ЗАДАНИЕ — Выведите все приведенные ниже записи строка за строкой, ничего в них не меняя.

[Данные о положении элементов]
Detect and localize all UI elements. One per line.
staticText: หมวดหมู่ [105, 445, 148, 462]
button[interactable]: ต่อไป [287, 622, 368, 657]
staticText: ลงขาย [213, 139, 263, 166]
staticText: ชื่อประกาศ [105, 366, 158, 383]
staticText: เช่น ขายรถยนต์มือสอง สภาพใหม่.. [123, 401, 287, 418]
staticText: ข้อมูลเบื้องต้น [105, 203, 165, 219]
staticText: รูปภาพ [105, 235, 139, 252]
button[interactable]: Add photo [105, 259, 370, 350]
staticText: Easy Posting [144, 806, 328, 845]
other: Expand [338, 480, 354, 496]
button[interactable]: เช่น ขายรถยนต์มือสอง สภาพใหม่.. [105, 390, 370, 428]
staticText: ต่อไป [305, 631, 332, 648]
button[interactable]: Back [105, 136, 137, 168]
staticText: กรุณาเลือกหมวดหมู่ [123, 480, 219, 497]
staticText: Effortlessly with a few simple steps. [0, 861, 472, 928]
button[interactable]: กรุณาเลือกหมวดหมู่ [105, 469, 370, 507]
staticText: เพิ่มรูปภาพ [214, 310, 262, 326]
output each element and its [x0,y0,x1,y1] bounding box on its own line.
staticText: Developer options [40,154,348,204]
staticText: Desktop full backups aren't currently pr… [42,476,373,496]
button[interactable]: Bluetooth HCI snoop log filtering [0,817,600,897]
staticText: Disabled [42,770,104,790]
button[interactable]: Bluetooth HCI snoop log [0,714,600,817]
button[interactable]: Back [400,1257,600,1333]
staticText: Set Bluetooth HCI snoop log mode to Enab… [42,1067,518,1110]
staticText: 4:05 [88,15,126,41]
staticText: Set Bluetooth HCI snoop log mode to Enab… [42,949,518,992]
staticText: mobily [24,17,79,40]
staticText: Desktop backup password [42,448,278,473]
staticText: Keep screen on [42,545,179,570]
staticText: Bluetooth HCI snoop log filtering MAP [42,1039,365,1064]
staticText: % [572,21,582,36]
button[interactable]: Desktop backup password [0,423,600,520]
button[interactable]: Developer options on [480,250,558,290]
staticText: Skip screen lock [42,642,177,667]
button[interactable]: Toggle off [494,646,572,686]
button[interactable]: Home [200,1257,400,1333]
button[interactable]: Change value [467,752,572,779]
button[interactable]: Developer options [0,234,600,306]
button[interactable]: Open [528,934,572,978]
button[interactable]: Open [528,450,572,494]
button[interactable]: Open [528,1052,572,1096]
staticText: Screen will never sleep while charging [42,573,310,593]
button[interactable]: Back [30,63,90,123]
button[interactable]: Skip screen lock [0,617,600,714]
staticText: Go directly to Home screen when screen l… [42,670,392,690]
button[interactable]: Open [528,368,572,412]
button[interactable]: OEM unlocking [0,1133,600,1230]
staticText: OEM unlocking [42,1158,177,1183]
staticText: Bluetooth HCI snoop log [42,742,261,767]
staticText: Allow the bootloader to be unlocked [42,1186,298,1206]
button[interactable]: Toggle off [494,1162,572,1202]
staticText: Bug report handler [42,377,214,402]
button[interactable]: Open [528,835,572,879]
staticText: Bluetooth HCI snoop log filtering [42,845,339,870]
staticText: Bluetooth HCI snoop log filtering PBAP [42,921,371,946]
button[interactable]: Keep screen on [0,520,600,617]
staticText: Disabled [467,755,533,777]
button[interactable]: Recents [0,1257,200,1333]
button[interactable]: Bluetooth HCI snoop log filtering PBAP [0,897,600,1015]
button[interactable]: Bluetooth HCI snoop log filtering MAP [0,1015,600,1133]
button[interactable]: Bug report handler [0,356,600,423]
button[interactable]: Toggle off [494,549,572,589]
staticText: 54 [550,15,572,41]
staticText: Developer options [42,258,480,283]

РЕШЕНИЕ —
Detect and localize all UI elements. One per line.
staticText: หมวดหมู่ [105, 445, 148, 462]
button[interactable]: ต่อไป [287, 622, 368, 657]
staticText: ลงขาย [213, 139, 263, 166]
staticText: ชื่อประกาศ [105, 366, 158, 383]
staticText: เช่น ขายรถยนต์มือสอง สภาพใหม่.. [123, 401, 287, 418]
staticText: ข้อมูลเบื้องต้น [105, 203, 165, 219]
staticText: รูปภาพ [105, 235, 139, 252]
button[interactable]: Add photo [105, 259, 370, 350]
staticText: Easy Posting [144, 806, 328, 845]
other: Expand [338, 480, 354, 496]
button[interactable]: เช่น ขายรถยนต์มือสอง สภาพใหม่.. [105, 390, 370, 428]
staticText: ต่อไป [305, 631, 332, 648]
button[interactable]: Back [105, 136, 137, 168]
staticText: กรุณาเลือกหมวดหมู่ [123, 480, 219, 497]
staticText: Effortlessly with a few simple steps. [0, 861, 472, 928]
button[interactable]: กรุณาเลือกหมวดหมู่ [105, 469, 370, 507]
staticText: เพิ่มรูปภาพ [214, 310, 262, 326]
output each element and its [x0,y0,x1,y1] bounding box on its own line.
staticText: Developer options [40,154,348,204]
staticText: Desktop full backups aren't currently pr… [42,476,373,496]
button[interactable]: Bluetooth HCI snoop log filtering [0,817,600,897]
staticText: Disabled [42,770,104,790]
button[interactable]: Bluetooth HCI snoop log [0,714,600,817]
button[interactable]: Back [400,1257,600,1333]
staticText: Set Bluetooth HCI snoop log mode to Enab… [42,1067,518,1110]
staticText: 4:05 [88,15,126,41]
staticText: Set Bluetooth HCI snoop log mode to Enab… [42,949,518,992]
staticText: mobily [24,17,79,40]
staticText: Desktop backup password [42,448,278,473]
staticText: Keep screen on [42,545,179,570]
staticText: Bluetooth HCI snoop log filtering MAP [42,1039,365,1064]
staticText: % [572,21,582,36]
button[interactable]: Desktop backup password [0,423,600,520]
button[interactable]: Developer options on [480,250,558,290]
staticText: Skip screen lock [42,642,177,667]
button[interactable]: Toggle off [494,646,572,686]
button[interactable]: Home [200,1257,400,1333]
button[interactable]: Change value [467,752,572,779]
button[interactable]: Developer options [0,234,600,306]
button[interactable]: Open [528,934,572,978]
button[interactable]: Open [528,450,572,494]
button[interactable]: Open [528,1052,572,1096]
staticText: Screen will never sleep while charging [42,573,310,593]
button[interactable]: Back [30,63,90,123]
button[interactable]: Skip screen lock [0,617,600,714]
staticText: Go directly to Home screen when screen l… [42,670,392,690]
button[interactable]: Open [528,368,572,412]
button[interactable]: OEM unlocking [0,1133,600,1230]
staticText: OEM unlocking [42,1158,177,1183]
staticText: Bluetooth HCI snoop log [42,742,261,767]
staticText: Allow the bootloader to be unlocked [42,1186,298,1206]
button[interactable]: Toggle off [494,1162,572,1202]
staticText: Bug report handler [42,377,214,402]
button[interactable]: Open [528,835,572,879]
staticText: Bluetooth HCI snoop log filtering [42,845,339,870]
staticText: Bluetooth HCI snoop log filtering PBAP [42,921,371,946]
button[interactable]: Keep screen on [0,520,600,617]
staticText: Disabled [467,755,533,777]
button[interactable]: Recents [0,1257,200,1333]
button[interactable]: Bluetooth HCI snoop log filtering PBAP [0,897,600,1015]
button[interactable]: Bluetooth HCI snoop log filtering MAP [0,1015,600,1133]
button[interactable]: Bug report handler [0,356,600,423]
button[interactable]: Toggle off [494,549,572,589]
staticText: 54 [550,15,572,41]
staticText: Developer options [42,258,480,283]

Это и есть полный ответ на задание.